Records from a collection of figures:
★ ★ ★ ★ ★
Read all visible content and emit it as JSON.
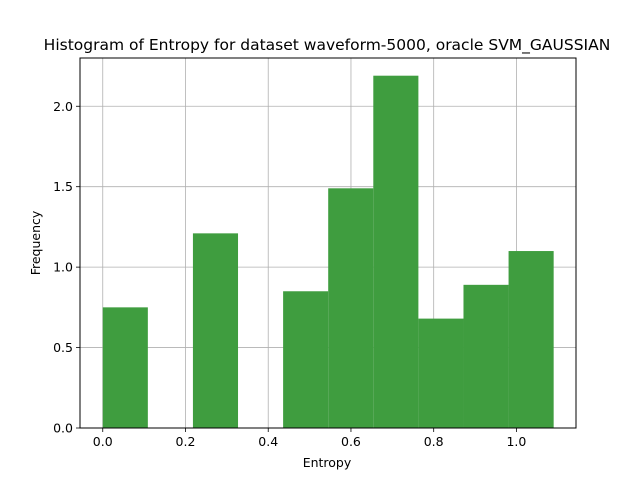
{
  "chart_data": {
    "type": "bar",
    "title": "Histogram of Entropy for dataset waveform-5000, oracle SVM_GAUSSIAN",
    "xlabel": "Entropy",
    "ylabel": "Frequency",
    "xlim": [
      -0.055,
      1.144
    ],
    "ylim": [
      0,
      2.3
    ],
    "grid": true,
    "bar_color": "#3f9d3f",
    "grid_color": "#b0b0b0",
    "bins": [
      {
        "x0": 0.0,
        "x1": 0.109,
        "value": 0.75
      },
      {
        "x0": 0.109,
        "x1": 0.218,
        "value": 0.0
      },
      {
        "x0": 0.218,
        "x1": 0.327,
        "value": 1.21
      },
      {
        "x0": 0.327,
        "x1": 0.436,
        "value": 0.0
      },
      {
        "x0": 0.436,
        "x1": 0.545,
        "value": 0.85
      },
      {
        "x0": 0.545,
        "x1": 0.654,
        "value": 1.49
      },
      {
        "x0": 0.654,
        "x1": 0.763,
        "value": 2.19
      },
      {
        "x0": 0.763,
        "x1": 0.872,
        "value": 0.68
      },
      {
        "x0": 0.872,
        "x1": 0.981,
        "value": 0.89
      },
      {
        "x0": 0.981,
        "x1": 1.09,
        "value": 1.1
      }
    ],
    "xticks": [
      {
        "value": 0.0,
        "label": "0.0"
      },
      {
        "value": 0.2,
        "label": "0.2"
      },
      {
        "value": 0.4,
        "label": "0.4"
      },
      {
        "value": 0.6,
        "label": "0.6"
      },
      {
        "value": 0.8,
        "label": "0.8"
      },
      {
        "value": 1.0,
        "label": "1.0"
      }
    ],
    "yticks": [
      {
        "value": 0.0,
        "label": "0.0"
      },
      {
        "value": 0.5,
        "label": "0.5"
      },
      {
        "value": 1.0,
        "label": "1.0"
      },
      {
        "value": 1.5,
        "label": "1.5"
      },
      {
        "value": 2.0,
        "label": "2.0"
      }
    ]
  }
}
★ ★ ★ ★ ★
Search the data above for the string "Entropy" and return every line that has it.

### [FINISHED TASK]
    "title": "Histogram of Entropy for dataset waveform-5000, oracle SVM_GAUSSIAN",
    "xlabel": "Entropy",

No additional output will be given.